_What the task requires_
Your reply should be a single number: how many lines contain the string "learned".
:::
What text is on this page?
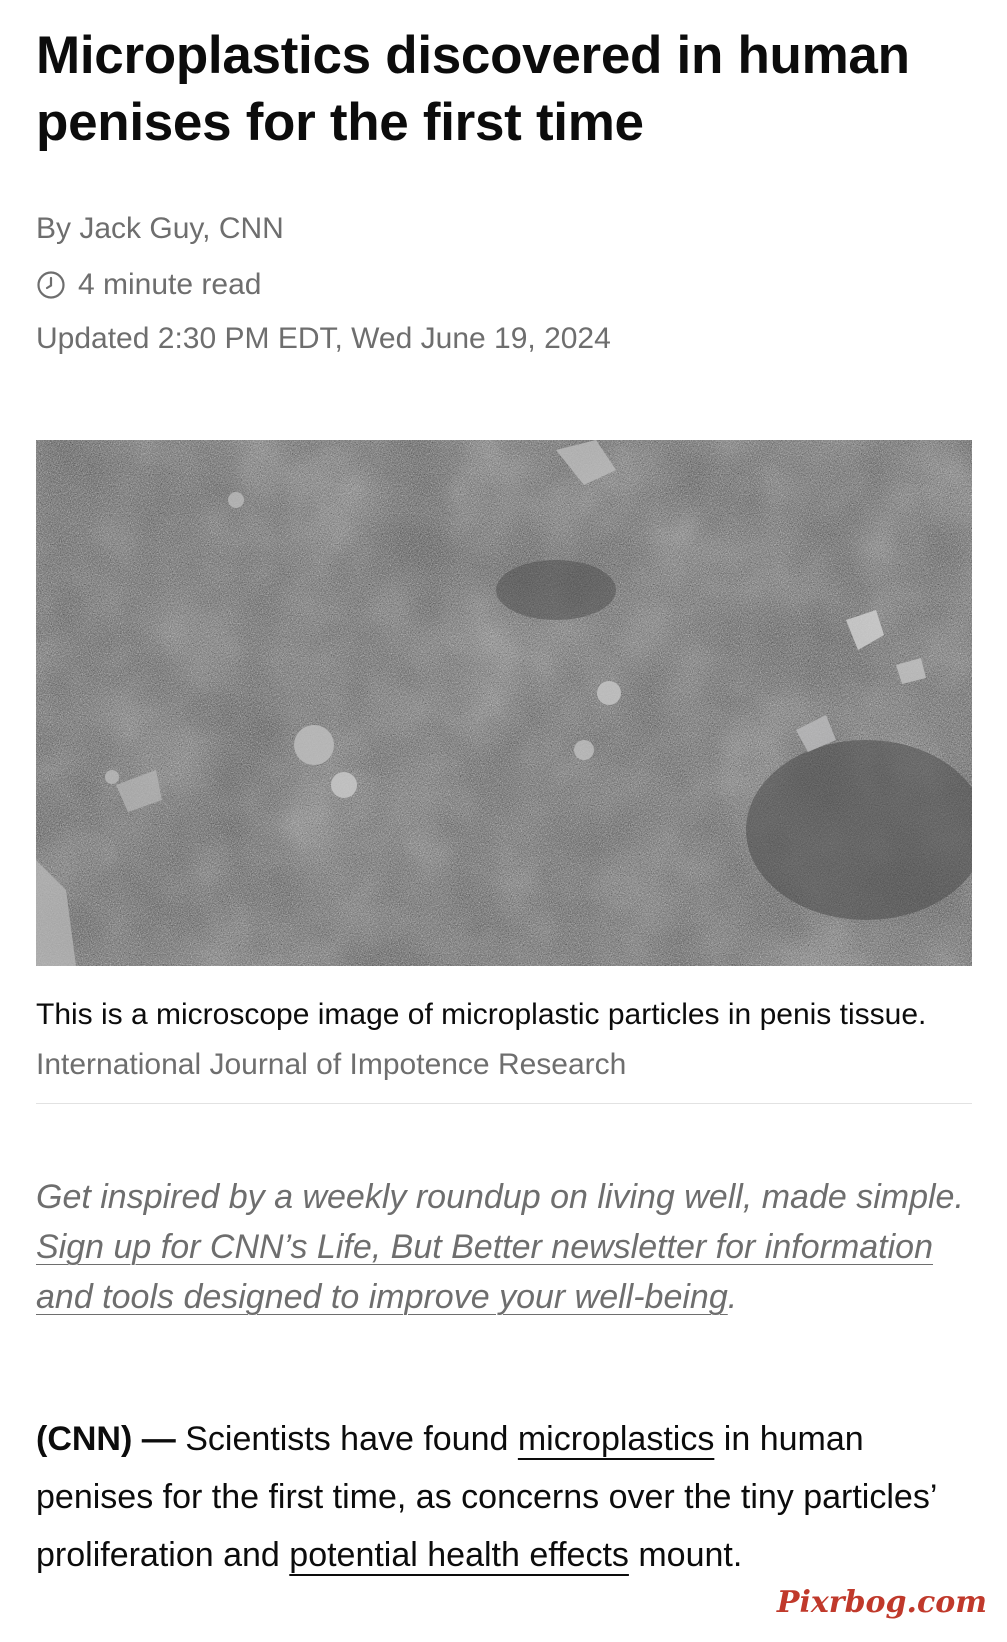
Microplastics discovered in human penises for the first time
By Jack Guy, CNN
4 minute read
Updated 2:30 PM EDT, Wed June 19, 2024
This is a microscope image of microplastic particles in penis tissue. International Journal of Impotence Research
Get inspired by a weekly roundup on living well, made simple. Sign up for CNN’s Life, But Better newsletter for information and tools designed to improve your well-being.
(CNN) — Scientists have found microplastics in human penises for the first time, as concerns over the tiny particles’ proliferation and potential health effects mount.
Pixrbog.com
:::
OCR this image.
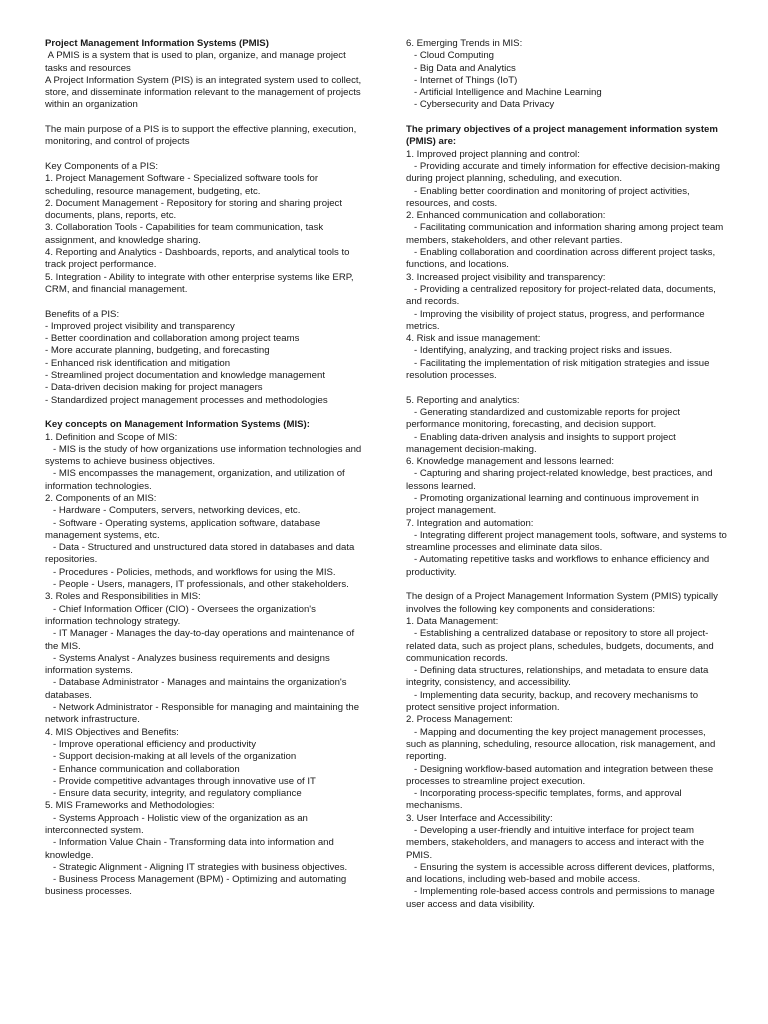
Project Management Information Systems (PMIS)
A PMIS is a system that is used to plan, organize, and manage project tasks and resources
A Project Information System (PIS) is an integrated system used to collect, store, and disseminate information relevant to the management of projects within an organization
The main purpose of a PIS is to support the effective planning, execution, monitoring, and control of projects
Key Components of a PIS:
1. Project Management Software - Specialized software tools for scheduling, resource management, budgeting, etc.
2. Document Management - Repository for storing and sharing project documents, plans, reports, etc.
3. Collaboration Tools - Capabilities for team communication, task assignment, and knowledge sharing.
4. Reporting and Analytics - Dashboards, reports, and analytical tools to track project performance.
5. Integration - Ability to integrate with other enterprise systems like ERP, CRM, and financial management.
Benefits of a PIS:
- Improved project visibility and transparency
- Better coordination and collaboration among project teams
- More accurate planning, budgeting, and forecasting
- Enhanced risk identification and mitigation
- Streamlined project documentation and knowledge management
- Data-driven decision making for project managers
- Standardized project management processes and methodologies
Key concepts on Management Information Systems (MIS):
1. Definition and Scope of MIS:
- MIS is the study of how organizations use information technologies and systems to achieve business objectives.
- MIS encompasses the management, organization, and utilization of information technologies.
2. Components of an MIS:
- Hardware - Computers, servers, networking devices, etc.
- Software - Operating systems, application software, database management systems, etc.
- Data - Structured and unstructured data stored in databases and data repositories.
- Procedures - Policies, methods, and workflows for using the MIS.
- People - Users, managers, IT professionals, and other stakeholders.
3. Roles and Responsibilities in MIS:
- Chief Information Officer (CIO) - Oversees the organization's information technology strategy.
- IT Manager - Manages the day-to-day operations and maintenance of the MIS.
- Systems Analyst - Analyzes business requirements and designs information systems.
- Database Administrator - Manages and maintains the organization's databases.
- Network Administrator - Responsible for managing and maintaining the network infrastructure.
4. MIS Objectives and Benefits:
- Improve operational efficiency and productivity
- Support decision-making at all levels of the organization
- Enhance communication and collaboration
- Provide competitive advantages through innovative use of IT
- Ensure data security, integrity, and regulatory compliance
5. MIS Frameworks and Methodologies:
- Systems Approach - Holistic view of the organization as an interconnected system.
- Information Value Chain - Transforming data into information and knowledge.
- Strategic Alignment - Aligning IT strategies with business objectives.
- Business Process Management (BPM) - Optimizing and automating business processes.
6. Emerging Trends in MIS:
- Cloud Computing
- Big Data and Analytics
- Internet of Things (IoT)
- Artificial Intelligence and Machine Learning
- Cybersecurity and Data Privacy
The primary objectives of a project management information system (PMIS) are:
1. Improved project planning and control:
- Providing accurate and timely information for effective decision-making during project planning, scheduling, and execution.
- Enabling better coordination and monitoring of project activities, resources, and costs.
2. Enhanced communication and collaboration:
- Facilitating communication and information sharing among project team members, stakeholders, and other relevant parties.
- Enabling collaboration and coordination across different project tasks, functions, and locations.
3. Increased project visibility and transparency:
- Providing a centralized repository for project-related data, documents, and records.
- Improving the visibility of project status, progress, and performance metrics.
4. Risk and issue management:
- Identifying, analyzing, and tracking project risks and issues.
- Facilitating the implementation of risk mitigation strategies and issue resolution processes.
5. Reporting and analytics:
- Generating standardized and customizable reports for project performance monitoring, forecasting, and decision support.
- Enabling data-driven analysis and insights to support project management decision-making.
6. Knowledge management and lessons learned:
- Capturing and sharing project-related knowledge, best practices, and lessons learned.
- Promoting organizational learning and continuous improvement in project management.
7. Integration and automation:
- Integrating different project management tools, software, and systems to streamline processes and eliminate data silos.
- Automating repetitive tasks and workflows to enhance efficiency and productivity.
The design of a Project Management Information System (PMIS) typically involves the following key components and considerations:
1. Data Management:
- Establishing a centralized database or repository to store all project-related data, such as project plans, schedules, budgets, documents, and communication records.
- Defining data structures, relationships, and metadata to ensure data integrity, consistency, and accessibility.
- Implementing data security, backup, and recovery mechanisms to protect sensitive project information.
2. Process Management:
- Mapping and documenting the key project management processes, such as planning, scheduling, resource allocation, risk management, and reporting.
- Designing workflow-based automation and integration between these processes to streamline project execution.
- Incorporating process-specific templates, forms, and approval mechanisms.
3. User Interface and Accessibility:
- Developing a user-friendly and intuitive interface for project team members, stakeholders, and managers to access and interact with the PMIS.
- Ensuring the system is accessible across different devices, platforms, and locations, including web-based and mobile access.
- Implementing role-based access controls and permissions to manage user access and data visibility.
:::
_Exercise answer_
2